**Document extract:**
= Beginning of Section =
Grafstein co-organized "Canada Loves New York" in November 2001, when over 26,000 Canadians visited New York City after September 11, to assist New York City's recovery, which was called "the largest peaceful invasion of Canadians since the War of 1812." In the same year, Grafstein was given the War Chief's tomahawk of the Northern Peigan Tribe (Blackfoot Confederacy) of Alberta for advancing the cause of clean drinking water on First Nations' Reserves across Canada. On April 4, 2003, Grafstein co-organized, with Friends of America, a pro-Ametican rally at Nathan Phillips Square in Toronto with over 1,000 participants. In July 2003, he co-created and co-organized "Toronto Rocks" to offset the negative impact on Toronto in the global media as a result of the SARS outbreak. Headlined by the Rolling Stones, it is considered to be the largest ticketed band concert in history and was attended by almost half-a-million people. In December 2004, Grafstein co-organized "Canada for Asia", a three-hour broadcast telethon in aid of relief for tsunami victims that raised over $15,000,000. On August 5, 2014, Grafstein led more than 500 Canadians, including five Members of Parliament and a senator, on a solidarity mission to Jerusalem.

== Awards and honours ==
In 1992, Grafstein was the recipient of the 125th Anniversary of the Confederation of Canada Medal. In December 1996, he was named the "Man of the Year" by the Chabad Lubavitch of Ontario. In 2002, Grafstein was the recipient of the Queen Elizabeth II Golden Jubilee Medal. In 2003, Grafstein was honoured by the Canadian Society of New York for his dedication to strengthening ties between Canada and the United States. As a senator, he was made an honorary chief of the New York City Fire Department and an honorary commandant of the US Marine Corps by the Canada-United States Inter-Parliamentary Group.

On November 4, 2005, he was named one of Canada's 100 most important "Public Intellectuals" by the National Post in its series "Beautiful Minds." On November 12, 2005 he was made a Duke of Friulani, Italy (Ducato dei Vini Friulani). In November 2010, the Canadian Friends of the Hebrew University (CFHU) created The Honourable Jerry and Carole Grafstein Network for Cancer Research at the Institute For Medical Research, Israel-Canada (IMRIC). In 2011, the CFHU named him "Man of the Year" in Toronto. On November 27, 2011, he was installed as honorary chairman of the Board of Governors of the Canadian Yeshiva & Rabbinical School, University of Toronto, at its inaugural convocation, the first such rabbinical school of its kind in Canada. Grafstein is the president and chairman of the National Board for the Canadian Friends of the Tel Aviv University and a governor of the university.
= End of Section =
**Data extract:**
= Beginning of Section =
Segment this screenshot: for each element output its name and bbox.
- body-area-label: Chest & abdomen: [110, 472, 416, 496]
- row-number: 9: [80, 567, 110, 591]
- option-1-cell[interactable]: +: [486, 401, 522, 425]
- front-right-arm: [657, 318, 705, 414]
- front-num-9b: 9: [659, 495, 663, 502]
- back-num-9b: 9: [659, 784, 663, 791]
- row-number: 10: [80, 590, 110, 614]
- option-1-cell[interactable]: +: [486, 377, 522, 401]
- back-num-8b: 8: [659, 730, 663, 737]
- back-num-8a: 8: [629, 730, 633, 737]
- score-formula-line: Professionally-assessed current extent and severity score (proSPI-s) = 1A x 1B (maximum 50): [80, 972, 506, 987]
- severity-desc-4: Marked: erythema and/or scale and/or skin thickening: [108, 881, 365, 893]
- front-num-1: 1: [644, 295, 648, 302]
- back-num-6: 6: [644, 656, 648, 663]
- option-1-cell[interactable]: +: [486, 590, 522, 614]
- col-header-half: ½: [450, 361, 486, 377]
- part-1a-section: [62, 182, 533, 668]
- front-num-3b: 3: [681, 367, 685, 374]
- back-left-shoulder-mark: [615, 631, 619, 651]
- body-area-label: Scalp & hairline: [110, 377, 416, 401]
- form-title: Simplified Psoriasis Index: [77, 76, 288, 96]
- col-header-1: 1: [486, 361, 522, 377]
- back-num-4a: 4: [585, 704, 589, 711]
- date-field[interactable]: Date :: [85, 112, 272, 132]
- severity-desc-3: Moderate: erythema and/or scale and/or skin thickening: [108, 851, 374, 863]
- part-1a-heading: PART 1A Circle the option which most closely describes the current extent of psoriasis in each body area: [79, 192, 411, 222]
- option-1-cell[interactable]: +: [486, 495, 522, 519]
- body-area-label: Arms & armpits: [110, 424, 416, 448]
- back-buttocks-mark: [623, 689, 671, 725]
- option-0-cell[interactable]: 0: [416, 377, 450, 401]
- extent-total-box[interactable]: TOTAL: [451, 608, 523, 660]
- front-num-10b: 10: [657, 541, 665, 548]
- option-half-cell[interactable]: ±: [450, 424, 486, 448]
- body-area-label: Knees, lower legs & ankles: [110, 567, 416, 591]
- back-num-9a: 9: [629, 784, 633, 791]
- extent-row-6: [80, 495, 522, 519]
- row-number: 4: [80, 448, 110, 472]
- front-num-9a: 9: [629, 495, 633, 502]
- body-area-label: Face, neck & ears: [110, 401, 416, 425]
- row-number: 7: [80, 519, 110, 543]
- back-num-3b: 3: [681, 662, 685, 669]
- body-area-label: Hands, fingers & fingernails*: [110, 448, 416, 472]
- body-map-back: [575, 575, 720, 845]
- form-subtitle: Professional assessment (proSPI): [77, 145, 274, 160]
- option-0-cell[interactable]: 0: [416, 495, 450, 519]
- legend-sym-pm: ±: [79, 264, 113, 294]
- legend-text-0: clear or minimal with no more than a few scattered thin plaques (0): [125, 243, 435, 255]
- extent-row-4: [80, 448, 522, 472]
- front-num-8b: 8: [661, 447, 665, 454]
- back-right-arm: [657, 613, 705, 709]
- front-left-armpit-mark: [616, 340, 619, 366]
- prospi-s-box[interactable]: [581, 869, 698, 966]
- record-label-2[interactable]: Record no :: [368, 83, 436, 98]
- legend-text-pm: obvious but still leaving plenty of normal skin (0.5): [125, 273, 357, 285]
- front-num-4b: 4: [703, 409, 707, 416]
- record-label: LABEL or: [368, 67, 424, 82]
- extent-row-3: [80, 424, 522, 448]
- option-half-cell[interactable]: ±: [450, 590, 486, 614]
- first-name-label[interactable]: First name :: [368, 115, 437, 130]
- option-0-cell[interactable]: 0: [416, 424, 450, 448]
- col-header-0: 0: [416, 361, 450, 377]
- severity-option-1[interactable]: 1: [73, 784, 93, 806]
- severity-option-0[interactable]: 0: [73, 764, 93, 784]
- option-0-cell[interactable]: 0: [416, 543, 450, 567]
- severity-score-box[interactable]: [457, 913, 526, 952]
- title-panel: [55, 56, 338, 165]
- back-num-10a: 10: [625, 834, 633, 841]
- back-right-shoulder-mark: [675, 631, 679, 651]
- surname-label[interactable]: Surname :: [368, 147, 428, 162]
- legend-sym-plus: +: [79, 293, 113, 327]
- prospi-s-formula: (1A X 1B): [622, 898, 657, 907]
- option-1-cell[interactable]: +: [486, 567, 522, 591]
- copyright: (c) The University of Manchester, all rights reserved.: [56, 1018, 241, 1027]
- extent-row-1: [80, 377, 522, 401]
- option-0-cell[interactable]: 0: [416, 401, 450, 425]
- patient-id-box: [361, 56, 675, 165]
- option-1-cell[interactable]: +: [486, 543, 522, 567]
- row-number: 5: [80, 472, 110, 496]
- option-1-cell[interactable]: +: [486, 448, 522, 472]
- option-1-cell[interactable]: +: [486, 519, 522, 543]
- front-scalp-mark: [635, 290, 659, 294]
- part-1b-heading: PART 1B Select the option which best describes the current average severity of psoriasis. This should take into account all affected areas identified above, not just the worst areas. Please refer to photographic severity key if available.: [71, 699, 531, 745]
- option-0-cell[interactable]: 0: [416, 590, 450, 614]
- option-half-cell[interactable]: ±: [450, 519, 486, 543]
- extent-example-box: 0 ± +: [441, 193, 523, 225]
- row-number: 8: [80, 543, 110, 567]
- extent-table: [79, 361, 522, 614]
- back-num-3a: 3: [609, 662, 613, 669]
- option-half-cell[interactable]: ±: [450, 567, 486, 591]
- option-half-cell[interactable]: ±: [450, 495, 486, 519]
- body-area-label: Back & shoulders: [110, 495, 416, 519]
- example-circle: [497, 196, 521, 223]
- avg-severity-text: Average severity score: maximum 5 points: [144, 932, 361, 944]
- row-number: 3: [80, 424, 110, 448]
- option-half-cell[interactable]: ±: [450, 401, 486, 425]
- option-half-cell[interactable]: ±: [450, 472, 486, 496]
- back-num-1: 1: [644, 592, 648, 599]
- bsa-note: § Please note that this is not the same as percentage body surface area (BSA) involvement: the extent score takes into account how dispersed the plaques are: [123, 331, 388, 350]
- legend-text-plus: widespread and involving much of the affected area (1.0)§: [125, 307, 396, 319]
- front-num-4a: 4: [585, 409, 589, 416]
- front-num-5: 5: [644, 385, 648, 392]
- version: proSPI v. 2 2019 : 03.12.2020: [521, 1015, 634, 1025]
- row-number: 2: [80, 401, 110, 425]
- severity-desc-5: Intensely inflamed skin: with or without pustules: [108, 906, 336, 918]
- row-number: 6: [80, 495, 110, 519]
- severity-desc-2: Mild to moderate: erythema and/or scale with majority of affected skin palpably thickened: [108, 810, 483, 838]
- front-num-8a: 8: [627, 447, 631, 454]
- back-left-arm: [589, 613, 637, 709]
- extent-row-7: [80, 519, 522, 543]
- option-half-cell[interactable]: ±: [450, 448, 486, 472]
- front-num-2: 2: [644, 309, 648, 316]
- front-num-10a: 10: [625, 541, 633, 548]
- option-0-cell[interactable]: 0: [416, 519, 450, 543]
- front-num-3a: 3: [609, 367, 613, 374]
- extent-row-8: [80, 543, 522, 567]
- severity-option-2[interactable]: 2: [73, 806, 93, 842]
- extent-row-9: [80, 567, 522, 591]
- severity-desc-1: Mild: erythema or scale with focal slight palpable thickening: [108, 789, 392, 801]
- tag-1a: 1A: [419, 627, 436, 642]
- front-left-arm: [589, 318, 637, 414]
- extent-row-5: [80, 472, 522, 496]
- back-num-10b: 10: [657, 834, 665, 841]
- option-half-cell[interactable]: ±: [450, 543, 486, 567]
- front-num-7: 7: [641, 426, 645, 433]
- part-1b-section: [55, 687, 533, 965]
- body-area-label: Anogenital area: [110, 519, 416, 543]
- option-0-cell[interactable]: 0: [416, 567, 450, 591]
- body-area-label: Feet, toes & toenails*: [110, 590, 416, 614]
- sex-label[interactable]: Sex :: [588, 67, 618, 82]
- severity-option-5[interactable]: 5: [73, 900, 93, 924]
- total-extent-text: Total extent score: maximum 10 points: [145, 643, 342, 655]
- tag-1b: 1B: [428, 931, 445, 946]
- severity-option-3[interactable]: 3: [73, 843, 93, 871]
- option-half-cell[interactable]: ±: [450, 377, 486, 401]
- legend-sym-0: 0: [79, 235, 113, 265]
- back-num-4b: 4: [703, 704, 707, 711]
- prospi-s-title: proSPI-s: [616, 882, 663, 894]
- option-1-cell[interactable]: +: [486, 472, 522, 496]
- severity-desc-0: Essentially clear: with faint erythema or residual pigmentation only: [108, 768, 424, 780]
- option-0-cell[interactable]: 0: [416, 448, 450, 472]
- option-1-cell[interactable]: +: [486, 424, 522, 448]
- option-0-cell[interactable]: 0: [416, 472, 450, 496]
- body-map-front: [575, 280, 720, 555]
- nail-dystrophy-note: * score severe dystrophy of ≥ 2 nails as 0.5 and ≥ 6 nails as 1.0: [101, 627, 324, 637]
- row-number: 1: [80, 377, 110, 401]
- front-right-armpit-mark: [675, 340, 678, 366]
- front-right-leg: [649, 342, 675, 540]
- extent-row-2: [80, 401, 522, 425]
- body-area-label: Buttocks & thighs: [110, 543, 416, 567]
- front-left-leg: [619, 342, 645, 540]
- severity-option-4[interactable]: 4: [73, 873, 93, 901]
= End of Section =
**Study questions:**
(1) From the passage about Grafstein, copy word for word the part starting with "On November 4, 2005, he" and going on through "of the university.".
(2) According to the passage about Grafstein, about how many people attended "Toronto Rocks"?
(3) Translate this sentence from the passage about Grafstein into Spanish: "In 2002, Grafstein was the recipient of the Queen Elizabeth II Golden Jubilee Medal."
Answer using only the passage about Grafstein, not the records.

**Activity answers:**
(1)
On November 4, 2005, he was named one of Canada's 100 most important "Public Intellectuals" by the National Post in its series "Beautiful Minds." On November 12, 2005 he was made a Duke of Friulani, Italy (Ducato dei Vini Friulani). In November 2010, the Canadian Friends of the Hebrew University (CFHU) created The Honourable Jerry and Carole Grafstein Network for Cancer Research at the Institute For Medical Research, Israel-Canada (IMRIC). In 2011, the CFHU named him "Man of the Year" in Toronto. On November 27, 2011, he was installed as honorary chairman of the Board of Governors of the Canadian Yeshiva & Rabbinical School, University of Toronto, at its inaugural convocation, the first such rabbinical school of its kind in Canada. Grafstein is the president and chairman of the National Board for the Canadian Friends of the Tel Aviv University and a governor of the university.

(2) Almost half-a-million people.

(3) En 2002, Grafstein recibió la Medalla del Jubileo de Oro de la Reina Isabel II.